Only a number is required: how many lines of the material contain the word "jxgcssjsc"?

* START Information supplied *

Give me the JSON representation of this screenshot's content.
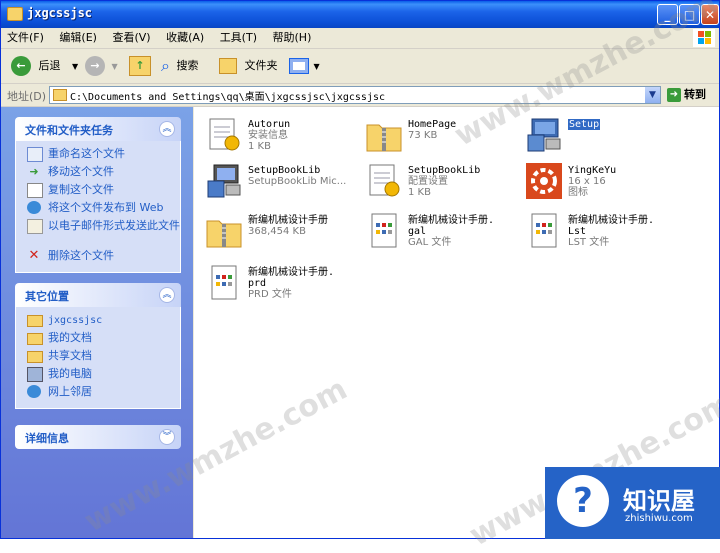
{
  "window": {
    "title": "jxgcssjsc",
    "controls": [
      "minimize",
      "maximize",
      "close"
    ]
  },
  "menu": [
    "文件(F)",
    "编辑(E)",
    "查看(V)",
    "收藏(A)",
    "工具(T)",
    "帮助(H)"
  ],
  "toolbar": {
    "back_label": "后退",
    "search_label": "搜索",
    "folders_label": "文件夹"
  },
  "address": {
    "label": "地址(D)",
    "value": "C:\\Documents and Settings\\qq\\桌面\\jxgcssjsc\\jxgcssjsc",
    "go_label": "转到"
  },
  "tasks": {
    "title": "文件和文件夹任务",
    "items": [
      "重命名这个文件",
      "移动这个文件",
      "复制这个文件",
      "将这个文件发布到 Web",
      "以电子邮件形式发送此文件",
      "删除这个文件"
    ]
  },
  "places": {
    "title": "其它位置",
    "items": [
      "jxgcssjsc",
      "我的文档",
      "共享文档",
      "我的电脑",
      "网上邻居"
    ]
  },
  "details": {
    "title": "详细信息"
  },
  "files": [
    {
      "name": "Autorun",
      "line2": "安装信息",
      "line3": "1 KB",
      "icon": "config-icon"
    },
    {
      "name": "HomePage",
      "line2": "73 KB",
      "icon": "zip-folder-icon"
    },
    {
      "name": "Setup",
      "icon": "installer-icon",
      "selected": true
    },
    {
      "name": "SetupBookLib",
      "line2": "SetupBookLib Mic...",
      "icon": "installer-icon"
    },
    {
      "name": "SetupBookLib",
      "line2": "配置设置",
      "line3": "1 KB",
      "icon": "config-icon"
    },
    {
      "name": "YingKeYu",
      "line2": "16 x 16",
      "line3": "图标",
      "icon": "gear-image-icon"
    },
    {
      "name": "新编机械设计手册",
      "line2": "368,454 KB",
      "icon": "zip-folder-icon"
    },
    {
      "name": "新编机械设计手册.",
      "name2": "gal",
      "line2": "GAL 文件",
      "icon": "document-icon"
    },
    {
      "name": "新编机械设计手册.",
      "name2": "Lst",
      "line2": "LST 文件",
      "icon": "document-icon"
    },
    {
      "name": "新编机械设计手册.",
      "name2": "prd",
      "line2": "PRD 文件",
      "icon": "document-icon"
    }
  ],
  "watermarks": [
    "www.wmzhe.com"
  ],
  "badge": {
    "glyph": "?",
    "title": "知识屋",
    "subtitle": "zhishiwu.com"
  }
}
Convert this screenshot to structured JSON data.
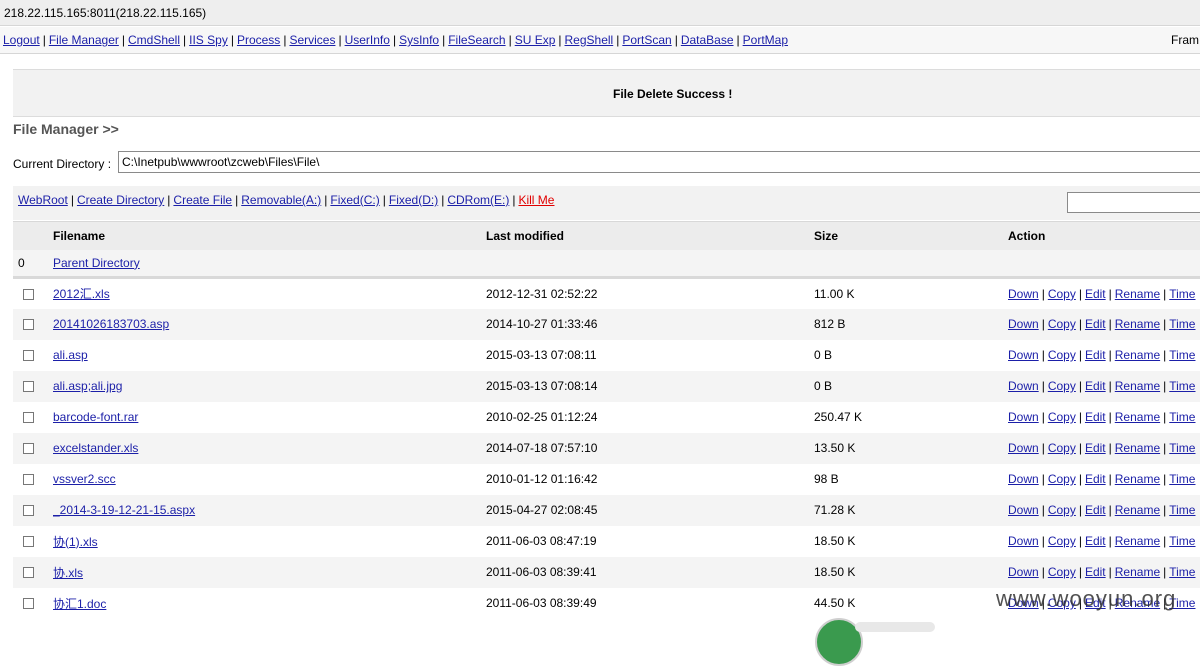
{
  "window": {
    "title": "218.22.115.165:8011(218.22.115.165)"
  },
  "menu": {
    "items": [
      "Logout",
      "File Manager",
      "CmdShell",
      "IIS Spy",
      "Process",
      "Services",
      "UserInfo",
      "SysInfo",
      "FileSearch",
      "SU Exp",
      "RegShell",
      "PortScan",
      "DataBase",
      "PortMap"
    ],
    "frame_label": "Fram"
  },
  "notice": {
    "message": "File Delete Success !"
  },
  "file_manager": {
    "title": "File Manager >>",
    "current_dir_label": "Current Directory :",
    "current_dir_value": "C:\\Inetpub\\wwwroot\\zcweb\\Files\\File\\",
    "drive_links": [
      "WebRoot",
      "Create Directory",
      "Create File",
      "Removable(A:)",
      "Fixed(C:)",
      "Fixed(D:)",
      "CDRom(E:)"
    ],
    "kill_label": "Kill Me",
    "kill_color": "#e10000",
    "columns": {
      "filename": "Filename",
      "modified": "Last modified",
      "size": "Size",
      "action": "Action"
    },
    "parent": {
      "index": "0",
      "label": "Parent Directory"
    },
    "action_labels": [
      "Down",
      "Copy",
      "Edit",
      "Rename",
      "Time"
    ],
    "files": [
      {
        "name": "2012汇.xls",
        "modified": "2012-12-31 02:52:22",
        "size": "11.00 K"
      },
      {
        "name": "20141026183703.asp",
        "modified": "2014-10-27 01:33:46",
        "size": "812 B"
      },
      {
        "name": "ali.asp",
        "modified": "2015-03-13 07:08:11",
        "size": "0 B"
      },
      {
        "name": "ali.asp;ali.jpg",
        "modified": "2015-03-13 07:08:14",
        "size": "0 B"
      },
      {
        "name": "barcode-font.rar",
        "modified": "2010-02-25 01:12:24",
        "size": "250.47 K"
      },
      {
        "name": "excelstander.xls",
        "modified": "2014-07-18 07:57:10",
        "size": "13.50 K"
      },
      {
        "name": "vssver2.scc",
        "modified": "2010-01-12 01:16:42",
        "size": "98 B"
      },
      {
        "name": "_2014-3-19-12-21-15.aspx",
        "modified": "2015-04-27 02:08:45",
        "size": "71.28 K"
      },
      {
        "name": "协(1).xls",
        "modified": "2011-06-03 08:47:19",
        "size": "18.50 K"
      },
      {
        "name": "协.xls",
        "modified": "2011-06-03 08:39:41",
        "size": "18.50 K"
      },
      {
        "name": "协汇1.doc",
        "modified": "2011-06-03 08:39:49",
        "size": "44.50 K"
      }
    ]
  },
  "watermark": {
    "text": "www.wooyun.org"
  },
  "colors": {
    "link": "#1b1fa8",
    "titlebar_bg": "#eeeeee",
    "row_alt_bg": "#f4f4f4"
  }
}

* END Information supplied *

__Exercise answer__
3